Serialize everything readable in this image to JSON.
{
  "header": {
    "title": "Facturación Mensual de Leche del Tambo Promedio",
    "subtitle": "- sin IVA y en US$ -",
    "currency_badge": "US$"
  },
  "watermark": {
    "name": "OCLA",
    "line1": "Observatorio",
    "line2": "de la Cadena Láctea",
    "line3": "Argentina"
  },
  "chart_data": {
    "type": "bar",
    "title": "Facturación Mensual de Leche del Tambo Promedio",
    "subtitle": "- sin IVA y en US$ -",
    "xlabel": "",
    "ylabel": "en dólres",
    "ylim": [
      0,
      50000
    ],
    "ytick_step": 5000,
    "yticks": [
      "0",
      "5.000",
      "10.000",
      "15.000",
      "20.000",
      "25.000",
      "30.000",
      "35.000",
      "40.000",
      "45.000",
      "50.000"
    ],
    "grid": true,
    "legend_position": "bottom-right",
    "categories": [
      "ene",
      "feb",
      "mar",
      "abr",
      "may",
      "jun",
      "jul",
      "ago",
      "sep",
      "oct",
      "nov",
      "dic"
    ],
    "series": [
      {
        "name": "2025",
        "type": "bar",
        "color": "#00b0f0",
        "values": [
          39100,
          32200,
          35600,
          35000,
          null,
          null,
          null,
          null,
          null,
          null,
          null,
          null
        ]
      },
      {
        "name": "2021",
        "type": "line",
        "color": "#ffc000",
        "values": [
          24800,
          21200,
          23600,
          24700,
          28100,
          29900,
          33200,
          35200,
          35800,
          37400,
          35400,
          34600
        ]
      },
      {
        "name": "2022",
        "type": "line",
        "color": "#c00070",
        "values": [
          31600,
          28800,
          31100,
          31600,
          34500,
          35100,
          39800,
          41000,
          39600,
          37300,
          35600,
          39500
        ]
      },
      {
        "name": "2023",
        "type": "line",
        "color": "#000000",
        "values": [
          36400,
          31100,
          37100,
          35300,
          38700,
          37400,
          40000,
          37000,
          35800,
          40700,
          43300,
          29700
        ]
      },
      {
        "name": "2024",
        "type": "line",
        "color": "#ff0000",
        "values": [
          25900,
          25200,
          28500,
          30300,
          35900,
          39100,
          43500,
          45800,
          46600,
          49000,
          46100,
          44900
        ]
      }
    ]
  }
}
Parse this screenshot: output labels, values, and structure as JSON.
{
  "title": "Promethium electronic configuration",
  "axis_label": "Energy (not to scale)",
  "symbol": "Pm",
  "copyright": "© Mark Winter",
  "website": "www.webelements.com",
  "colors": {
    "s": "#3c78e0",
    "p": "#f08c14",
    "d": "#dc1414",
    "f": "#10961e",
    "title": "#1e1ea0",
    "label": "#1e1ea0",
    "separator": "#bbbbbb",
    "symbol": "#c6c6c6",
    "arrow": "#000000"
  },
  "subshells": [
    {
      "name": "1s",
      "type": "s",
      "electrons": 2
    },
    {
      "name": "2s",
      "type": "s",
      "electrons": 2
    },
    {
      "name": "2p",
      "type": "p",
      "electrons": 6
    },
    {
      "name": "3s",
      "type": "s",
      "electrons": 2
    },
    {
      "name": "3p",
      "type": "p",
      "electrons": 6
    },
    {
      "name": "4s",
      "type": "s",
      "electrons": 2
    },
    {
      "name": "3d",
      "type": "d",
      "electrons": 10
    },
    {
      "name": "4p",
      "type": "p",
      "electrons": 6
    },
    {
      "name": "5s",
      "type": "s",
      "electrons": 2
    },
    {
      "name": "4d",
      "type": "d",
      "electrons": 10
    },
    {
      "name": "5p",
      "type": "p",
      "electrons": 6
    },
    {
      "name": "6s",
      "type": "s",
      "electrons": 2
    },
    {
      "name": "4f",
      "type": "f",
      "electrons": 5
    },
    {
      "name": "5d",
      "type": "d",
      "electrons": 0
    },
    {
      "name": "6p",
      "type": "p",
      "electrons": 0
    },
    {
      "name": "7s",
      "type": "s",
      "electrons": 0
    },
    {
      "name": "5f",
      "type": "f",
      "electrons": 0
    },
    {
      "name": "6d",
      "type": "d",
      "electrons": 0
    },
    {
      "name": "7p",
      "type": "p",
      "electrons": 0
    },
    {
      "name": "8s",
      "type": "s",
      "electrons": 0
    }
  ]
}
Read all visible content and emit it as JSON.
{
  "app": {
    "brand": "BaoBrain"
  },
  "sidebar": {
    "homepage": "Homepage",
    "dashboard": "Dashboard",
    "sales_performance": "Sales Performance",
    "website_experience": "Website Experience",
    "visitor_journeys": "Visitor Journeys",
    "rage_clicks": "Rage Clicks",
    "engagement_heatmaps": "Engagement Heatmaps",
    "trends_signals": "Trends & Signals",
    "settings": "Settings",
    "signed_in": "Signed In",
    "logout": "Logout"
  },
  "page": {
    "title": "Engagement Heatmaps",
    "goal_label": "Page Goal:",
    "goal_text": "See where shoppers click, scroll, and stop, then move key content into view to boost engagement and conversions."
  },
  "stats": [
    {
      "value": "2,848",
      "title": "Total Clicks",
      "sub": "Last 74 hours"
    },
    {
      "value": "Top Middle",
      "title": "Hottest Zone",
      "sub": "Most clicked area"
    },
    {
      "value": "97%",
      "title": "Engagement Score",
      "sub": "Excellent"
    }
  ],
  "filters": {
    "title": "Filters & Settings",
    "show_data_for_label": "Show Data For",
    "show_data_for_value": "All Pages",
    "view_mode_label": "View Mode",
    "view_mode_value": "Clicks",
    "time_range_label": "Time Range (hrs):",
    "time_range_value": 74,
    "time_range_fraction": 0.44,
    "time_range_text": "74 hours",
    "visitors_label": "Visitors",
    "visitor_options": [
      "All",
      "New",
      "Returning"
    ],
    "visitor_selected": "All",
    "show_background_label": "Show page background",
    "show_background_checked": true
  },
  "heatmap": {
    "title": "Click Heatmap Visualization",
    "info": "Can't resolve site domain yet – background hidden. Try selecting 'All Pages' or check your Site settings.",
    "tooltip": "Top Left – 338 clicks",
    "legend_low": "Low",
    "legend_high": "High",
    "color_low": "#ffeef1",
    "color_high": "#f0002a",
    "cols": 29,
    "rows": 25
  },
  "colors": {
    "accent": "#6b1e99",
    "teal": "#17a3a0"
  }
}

> _Problem requirements_
Exactly as shown above, return every record.

> _Final answer_
Serialize everything readable in this image to JSON.
{
  "header": {
    "title": "Facturación Mensual de Leche del Tambo Promedio",
    "subtitle": "- sin IVA y en US$ -",
    "currency_badge": "US$"
  },
  "watermark": {
    "name": "OCLA",
    "line1": "Observatorio",
    "line2": "de la Cadena Láctea",
    "line3": "Argentina"
  },
  "chart_data": {
    "type": "bar",
    "title": "Facturación Mensual de Leche del Tambo Promedio",
    "subtitle": "- sin IVA y en US$ -",
    "xlabel": "",
    "ylabel": "en dólres",
    "ylim": [
      0,
      50000
    ],
    "ytick_step": 5000,
    "yticks": [
      "0",
      "5.000",
      "10.000",
      "15.000",
      "20.000",
      "25.000",
      "30.000",
      "35.000",
      "40.000",
      "45.000",
      "50.000"
    ],
    "grid": true,
    "legend_position": "bottom-right",
    "categories": [
      "ene",
      "feb",
      "mar",
      "abr",
      "may",
      "jun",
      "jul",
      "ago",
      "sep",
      "oct",
      "nov",
      "dic"
    ],
    "series": [
      {
        "name": "2025",
        "type": "bar",
        "color": "#00b0f0",
        "values": [
          39100,
          32200,
          35600,
          35000,
          null,
          null,
          null,
          null,
          null,
          null,
          null,
          null
        ]
      },
      {
        "name": "2021",
        "type": "line",
        "color": "#ffc000",
        "values": [
          24800,
          21200,
          23600,
          24700,
          28100,
          29900,
          33200,
          35200,
          35800,
          37400,
          35400,
          34600
        ]
      },
      {
        "name": "2022",
        "type": "line",
        "color": "#c00070",
        "values": [
          31600,
          28800,
          31100,
          31600,
          34500,
          35100,
          39800,
          41000,
          39600,
          37300,
          35600,
          39500
        ]
      },
      {
        "name": "2023",
        "type": "line",
        "color": "#000000",
        "values": [
          36400,
          31100,
          37100,
          35300,
          38700,
          37400,
          40000,
          37000,
          35800,
          40700,
          43300,
          29700
        ]
      },
      {
        "name": "2024",
        "type": "line",
        "color": "#ff0000",
        "values": [
          25900,
          25200,
          28500,
          30300,
          35900,
          39100,
          43500,
          45800,
          46600,
          49000,
          46100,
          44900
        ]
      }
    ]
  }
}
Parse this screenshot: output labels, values, and structure as JSON.
{
  "title": "Promethium electronic configuration",
  "axis_label": "Energy (not to scale)",
  "symbol": "Pm",
  "copyright": "© Mark Winter",
  "website": "www.webelements.com",
  "colors": {
    "s": "#3c78e0",
    "p": "#f08c14",
    "d": "#dc1414",
    "f": "#10961e",
    "title": "#1e1ea0",
    "label": "#1e1ea0",
    "separator": "#bbbbbb",
    "symbol": "#c6c6c6",
    "arrow": "#000000"
  },
  "subshells": [
    {
      "name": "1s",
      "type": "s",
      "electrons": 2
    },
    {
      "name": "2s",
      "type": "s",
      "electrons": 2
    },
    {
      "name": "2p",
      "type": "p",
      "electrons": 6
    },
    {
      "name": "3s",
      "type": "s",
      "electrons": 2
    },
    {
      "name": "3p",
      "type": "p",
      "electrons": 6
    },
    {
      "name": "4s",
      "type": "s",
      "electrons": 2
    },
    {
      "name": "3d",
      "type": "d",
      "electrons": 10
    },
    {
      "name": "4p",
      "type": "p",
      "electrons": 6
    },
    {
      "name": "5s",
      "type": "s",
      "electrons": 2
    },
    {
      "name": "4d",
      "type": "d",
      "electrons": 10
    },
    {
      "name": "5p",
      "type": "p",
      "electrons": 6
    },
    {
      "name": "6s",
      "type": "s",
      "electrons": 2
    },
    {
      "name": "4f",
      "type": "f",
      "electrons": 5
    },
    {
      "name": "5d",
      "type": "d",
      "electrons": 0
    },
    {
      "name": "6p",
      "type": "p",
      "electrons": 0
    },
    {
      "name": "7s",
      "type": "s",
      "electrons": 0
    },
    {
      "name": "5f",
      "type": "f",
      "electrons": 0
    },
    {
      "name": "6d",
      "type": "d",
      "electrons": 0
    },
    {
      "name": "7p",
      "type": "p",
      "electrons": 0
    },
    {
      "name": "8s",
      "type": "s",
      "electrons": 0
    }
  ]
}
Read all visible content and emit it as JSON.
{
  "app": {
    "brand": "BaoBrain"
  },
  "sidebar": {
    "homepage": "Homepage",
    "dashboard": "Dashboard",
    "sales_performance": "Sales Performance",
    "website_experience": "Website Experience",
    "visitor_journeys": "Visitor Journeys",
    "rage_clicks": "Rage Clicks",
    "engagement_heatmaps": "Engagement Heatmaps",
    "trends_signals": "Trends & Signals",
    "settings": "Settings",
    "signed_in": "Signed In",
    "logout": "Logout"
  },
  "page": {
    "title": "Engagement Heatmaps",
    "goal_label": "Page Goal:",
    "goal_text": "See where shoppers click, scroll, and stop, then move key content into view to boost engagement and conversions."
  },
  "stats": [
    {
      "value": "2,848",
      "title": "Total Clicks",
      "sub": "Last 74 hours"
    },
    {
      "value": "Top Middle",
      "title": "Hottest Zone",
      "sub": "Most clicked area"
    },
    {
      "value": "97%",
      "title": "Engagement Score",
      "sub": "Excellent"
    }
  ],
  "filters": {
    "title": "Filters & Settings",
    "show_data_for_label": "Show Data For",
    "show_data_for_value": "All Pages",
    "view_mode_label": "View Mode",
    "view_mode_value": "Clicks",
    "time_range_label": "Time Range (hrs):",
    "time_range_value": 74,
    "time_range_fraction": 0.44,
    "time_range_text": "74 hours",
    "visitors_label": "Visitors",
    "visitor_options": [
      "All",
      "New",
      "Returning"
    ],
    "visitor_selected": "All",
    "show_background_label": "Show page background",
    "show_background_checked": true
  },
  "heatmap": {
    "title": "Click Heatmap Visualization",
    "info": "Can't resolve site domain yet – background hidden. Try selecting 'All Pages' or check your Site settings.",
    "tooltip": "Top Left – 338 clicks",
    "legend_low": "Low",
    "legend_high": "High",
    "color_low": "#ffeef1",
    "color_high": "#f0002a",
    "cols": 29,
    "rows": 25
  },
  "colors": {
    "accent": "#6b1e99",
    "teal": "#17a3a0"
  }
}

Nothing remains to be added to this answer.